## Work required
The word "Sometimes" occurs in some lines of the listing. Copy those lines.

## Material for this exercise
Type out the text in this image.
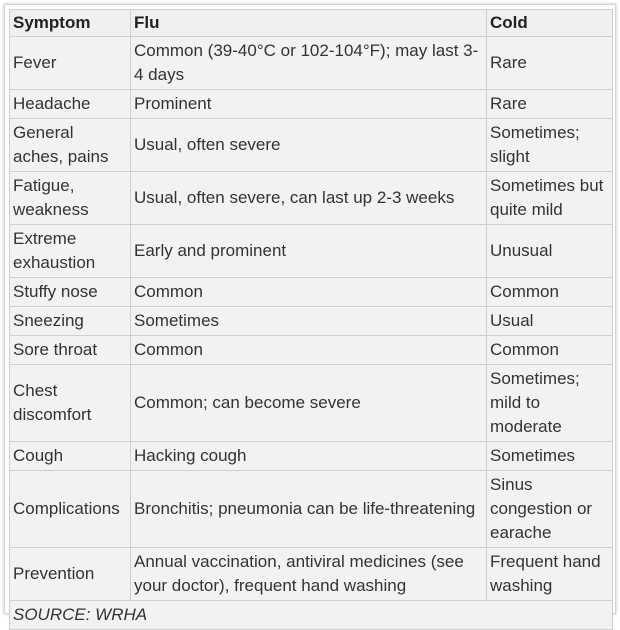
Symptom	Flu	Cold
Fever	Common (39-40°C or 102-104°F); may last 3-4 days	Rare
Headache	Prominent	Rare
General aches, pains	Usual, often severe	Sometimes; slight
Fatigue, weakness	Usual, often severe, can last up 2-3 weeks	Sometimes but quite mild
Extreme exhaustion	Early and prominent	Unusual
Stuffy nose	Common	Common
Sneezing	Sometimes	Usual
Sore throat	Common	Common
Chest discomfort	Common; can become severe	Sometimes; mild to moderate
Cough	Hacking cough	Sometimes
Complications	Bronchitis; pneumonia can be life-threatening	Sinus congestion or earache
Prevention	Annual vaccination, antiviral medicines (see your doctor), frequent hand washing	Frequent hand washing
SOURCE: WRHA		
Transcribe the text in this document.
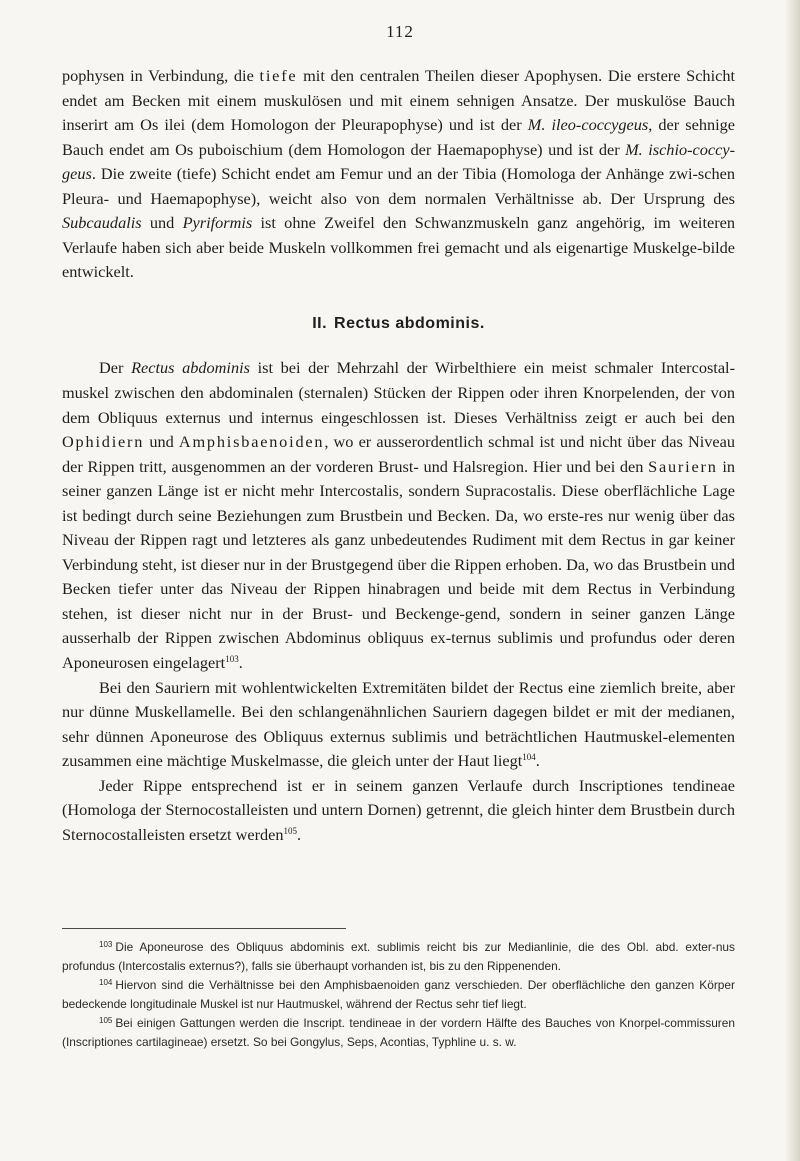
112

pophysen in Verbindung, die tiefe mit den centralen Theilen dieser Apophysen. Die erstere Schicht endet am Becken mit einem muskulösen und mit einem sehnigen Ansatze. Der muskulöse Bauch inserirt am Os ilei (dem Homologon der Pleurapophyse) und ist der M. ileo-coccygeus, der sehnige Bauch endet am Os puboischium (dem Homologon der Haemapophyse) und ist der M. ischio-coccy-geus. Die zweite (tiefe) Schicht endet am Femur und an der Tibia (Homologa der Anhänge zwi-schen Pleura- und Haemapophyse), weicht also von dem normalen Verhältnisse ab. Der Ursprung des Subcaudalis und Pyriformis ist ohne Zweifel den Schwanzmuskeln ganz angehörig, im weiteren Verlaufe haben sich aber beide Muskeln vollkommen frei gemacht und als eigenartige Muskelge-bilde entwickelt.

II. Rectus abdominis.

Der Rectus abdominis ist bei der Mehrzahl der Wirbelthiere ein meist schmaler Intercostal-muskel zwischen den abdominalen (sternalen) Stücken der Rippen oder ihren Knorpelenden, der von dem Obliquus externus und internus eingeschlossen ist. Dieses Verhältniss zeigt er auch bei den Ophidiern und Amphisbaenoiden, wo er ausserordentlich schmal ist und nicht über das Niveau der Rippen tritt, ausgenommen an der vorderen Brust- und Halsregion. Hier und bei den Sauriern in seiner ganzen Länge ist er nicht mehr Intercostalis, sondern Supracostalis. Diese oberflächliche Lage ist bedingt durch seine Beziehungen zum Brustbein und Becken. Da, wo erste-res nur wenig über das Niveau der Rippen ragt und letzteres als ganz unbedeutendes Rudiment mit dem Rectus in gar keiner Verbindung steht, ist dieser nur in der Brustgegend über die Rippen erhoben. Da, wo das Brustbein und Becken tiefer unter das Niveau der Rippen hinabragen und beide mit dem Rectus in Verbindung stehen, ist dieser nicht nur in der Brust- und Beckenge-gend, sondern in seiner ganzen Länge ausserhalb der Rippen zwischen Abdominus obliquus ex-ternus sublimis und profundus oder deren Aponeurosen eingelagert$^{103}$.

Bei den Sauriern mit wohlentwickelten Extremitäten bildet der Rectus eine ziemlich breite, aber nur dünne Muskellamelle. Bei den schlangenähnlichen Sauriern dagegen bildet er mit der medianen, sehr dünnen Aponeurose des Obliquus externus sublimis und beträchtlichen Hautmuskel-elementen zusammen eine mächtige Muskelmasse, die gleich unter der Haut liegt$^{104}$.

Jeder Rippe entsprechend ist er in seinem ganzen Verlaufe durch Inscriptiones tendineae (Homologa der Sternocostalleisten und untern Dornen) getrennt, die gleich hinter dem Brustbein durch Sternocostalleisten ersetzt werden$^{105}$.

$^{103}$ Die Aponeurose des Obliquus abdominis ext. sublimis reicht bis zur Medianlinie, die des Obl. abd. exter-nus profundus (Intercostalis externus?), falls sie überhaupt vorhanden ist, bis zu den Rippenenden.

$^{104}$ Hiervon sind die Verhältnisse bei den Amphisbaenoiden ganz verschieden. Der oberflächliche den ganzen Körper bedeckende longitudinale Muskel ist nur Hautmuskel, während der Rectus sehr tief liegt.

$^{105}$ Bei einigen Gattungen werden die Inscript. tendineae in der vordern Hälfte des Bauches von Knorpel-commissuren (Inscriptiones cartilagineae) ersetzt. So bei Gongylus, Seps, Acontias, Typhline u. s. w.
* * *
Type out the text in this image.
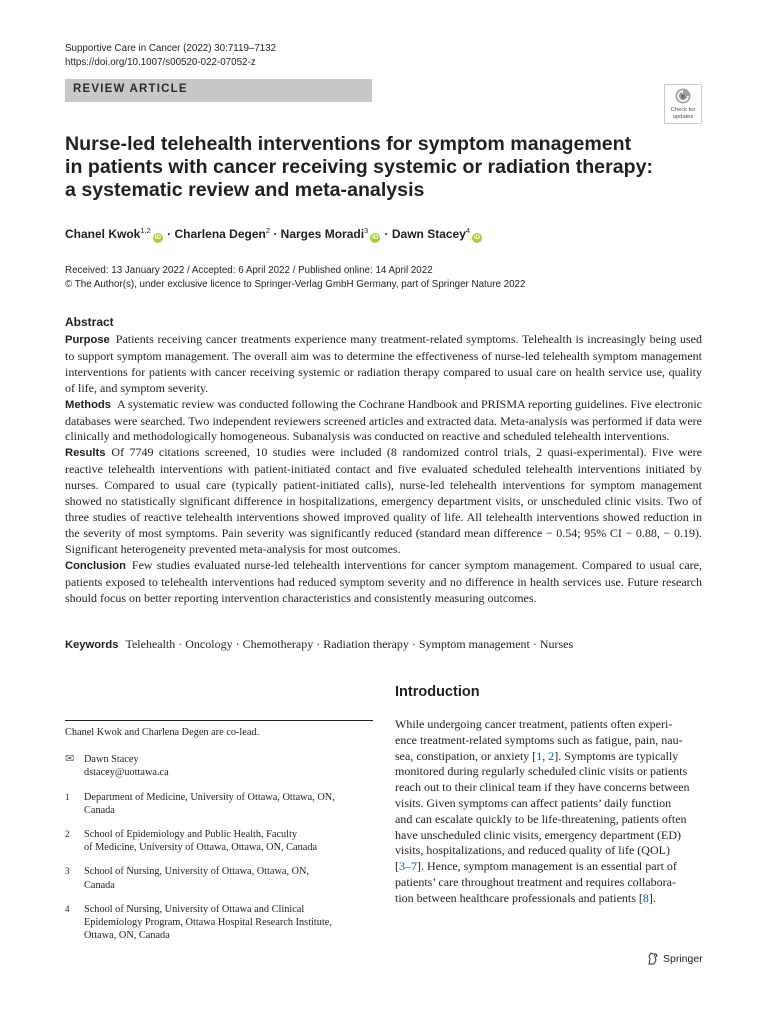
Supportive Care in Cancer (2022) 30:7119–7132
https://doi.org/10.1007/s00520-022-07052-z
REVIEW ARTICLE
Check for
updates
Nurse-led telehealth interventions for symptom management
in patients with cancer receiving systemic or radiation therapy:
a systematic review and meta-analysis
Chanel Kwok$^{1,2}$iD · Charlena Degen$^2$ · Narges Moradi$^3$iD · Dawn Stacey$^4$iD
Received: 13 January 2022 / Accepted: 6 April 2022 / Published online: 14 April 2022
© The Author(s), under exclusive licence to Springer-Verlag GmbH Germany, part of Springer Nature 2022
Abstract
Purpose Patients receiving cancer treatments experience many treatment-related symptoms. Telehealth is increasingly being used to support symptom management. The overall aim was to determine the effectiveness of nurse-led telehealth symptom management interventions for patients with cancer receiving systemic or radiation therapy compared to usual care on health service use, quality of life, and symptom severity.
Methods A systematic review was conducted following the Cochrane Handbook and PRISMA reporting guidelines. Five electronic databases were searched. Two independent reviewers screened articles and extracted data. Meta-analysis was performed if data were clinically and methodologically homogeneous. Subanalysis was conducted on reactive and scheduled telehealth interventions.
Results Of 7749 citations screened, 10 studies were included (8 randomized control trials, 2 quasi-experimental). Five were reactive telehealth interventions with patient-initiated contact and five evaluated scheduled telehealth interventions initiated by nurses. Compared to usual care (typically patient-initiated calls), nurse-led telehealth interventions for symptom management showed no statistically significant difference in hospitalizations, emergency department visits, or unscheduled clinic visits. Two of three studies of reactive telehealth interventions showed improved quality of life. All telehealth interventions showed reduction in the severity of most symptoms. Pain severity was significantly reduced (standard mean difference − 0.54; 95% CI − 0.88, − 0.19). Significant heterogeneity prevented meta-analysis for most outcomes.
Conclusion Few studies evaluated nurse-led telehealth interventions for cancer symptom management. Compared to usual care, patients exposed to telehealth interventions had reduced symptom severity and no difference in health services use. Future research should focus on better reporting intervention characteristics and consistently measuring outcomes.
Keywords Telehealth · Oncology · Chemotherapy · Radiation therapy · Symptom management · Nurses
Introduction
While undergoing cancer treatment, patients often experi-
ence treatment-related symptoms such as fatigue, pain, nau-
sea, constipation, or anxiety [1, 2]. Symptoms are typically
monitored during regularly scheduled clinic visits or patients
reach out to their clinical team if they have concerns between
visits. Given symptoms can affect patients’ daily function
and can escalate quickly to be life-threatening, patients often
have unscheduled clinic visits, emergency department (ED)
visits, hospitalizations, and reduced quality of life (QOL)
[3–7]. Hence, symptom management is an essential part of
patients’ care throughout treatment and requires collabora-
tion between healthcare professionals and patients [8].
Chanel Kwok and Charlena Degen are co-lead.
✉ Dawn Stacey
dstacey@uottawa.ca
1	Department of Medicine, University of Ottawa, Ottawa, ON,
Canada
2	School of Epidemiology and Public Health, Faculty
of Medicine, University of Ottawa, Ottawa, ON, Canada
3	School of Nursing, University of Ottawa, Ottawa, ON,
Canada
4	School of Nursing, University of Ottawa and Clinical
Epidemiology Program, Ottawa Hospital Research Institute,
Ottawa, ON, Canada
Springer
==
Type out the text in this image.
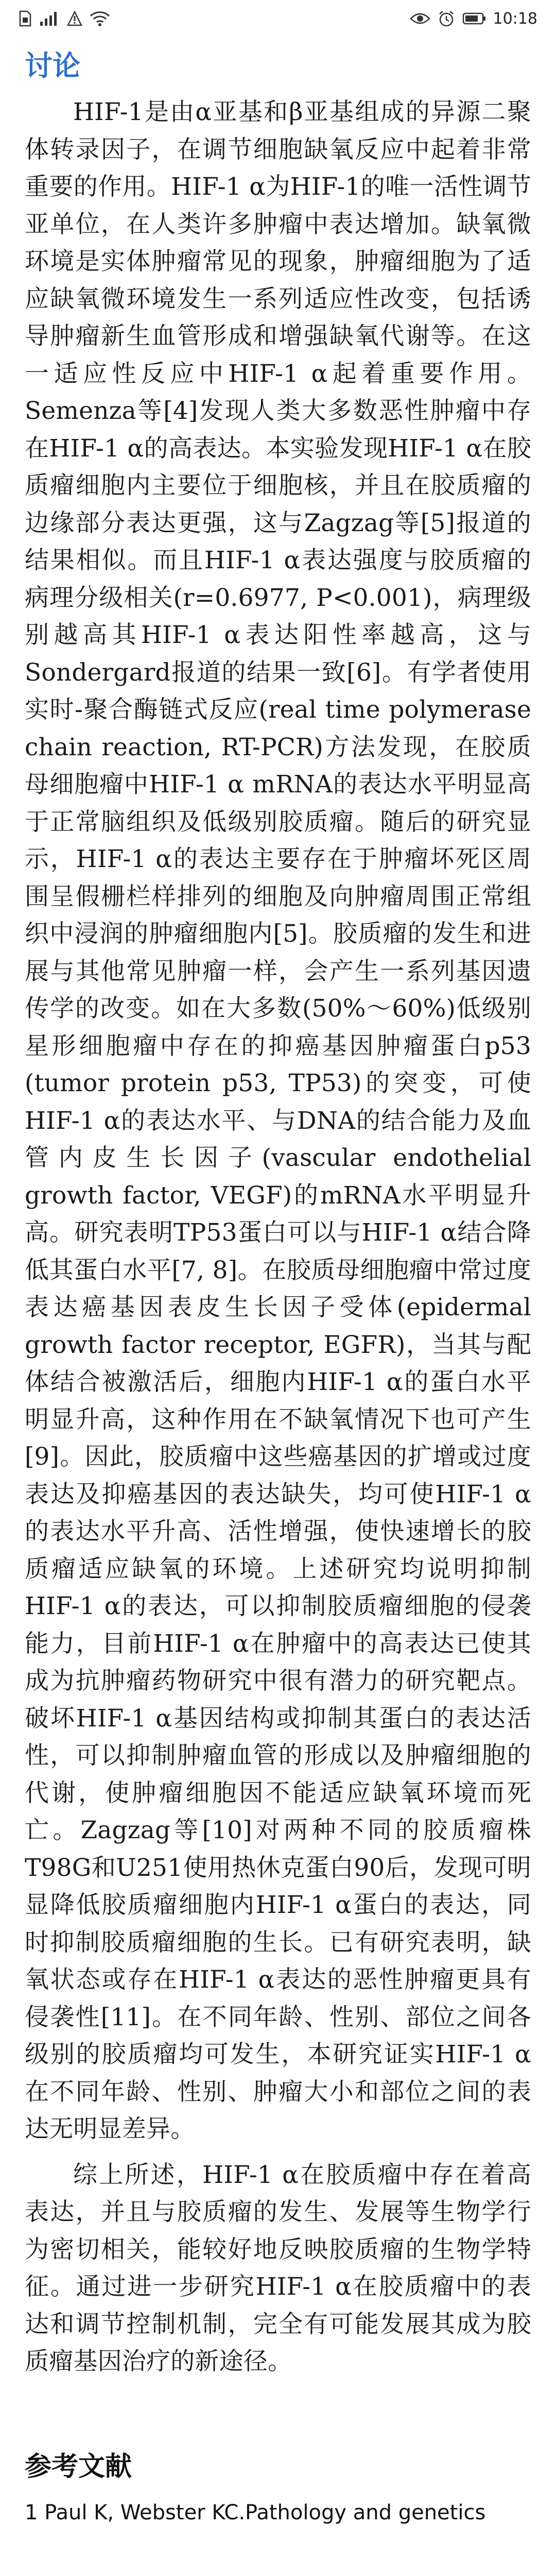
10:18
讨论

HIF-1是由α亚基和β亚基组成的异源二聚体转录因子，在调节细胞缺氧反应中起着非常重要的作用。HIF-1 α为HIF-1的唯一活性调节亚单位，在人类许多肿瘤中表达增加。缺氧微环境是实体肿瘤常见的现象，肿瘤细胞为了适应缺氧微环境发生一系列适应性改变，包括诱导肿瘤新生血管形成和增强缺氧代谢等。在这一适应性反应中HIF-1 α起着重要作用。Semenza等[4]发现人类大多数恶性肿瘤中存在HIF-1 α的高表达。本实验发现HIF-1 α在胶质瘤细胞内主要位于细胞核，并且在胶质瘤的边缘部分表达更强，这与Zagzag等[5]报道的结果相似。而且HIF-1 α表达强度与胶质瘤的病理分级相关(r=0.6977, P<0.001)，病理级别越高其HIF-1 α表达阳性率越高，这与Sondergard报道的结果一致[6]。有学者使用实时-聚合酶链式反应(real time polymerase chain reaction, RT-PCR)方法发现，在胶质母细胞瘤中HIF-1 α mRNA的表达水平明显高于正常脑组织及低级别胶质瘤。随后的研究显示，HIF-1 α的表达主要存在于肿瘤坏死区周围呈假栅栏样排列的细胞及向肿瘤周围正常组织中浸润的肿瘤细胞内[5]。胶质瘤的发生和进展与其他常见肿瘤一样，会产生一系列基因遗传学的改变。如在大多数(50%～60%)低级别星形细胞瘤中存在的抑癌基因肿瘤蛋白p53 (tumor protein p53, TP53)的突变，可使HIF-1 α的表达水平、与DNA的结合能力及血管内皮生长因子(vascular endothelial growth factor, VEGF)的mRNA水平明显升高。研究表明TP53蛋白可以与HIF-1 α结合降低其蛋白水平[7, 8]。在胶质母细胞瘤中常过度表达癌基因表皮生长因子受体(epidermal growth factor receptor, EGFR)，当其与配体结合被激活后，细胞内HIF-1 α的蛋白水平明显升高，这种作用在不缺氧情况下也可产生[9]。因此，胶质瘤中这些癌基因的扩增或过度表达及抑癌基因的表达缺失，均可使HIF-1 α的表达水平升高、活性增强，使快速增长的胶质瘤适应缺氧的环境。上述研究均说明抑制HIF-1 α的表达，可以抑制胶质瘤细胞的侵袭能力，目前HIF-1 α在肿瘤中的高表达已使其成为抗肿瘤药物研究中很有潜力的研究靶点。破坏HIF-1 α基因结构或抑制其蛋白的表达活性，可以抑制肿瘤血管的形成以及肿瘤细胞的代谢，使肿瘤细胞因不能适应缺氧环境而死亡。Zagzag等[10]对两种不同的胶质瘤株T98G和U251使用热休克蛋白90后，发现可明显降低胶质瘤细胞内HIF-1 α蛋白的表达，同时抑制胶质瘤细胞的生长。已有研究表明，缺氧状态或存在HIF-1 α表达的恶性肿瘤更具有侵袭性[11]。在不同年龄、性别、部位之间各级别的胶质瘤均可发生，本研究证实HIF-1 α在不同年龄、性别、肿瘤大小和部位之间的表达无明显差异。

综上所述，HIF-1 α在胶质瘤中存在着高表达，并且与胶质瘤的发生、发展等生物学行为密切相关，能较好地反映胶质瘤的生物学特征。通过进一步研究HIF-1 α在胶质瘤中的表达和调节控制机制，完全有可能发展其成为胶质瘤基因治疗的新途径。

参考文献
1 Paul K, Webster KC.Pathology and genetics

## Solution to this exercise
General aches, pains	Usual, often severe	Sometimes; slight
Fatigue, weakness	Usual, often severe, can last up 2-3 weeks	Sometimes but quite mild
Sneezing	Sometimes	Usual
Chest discomfort	Common; can become severe	Sometimes; mild to moderate
Cough	Hacking cough	Sometimes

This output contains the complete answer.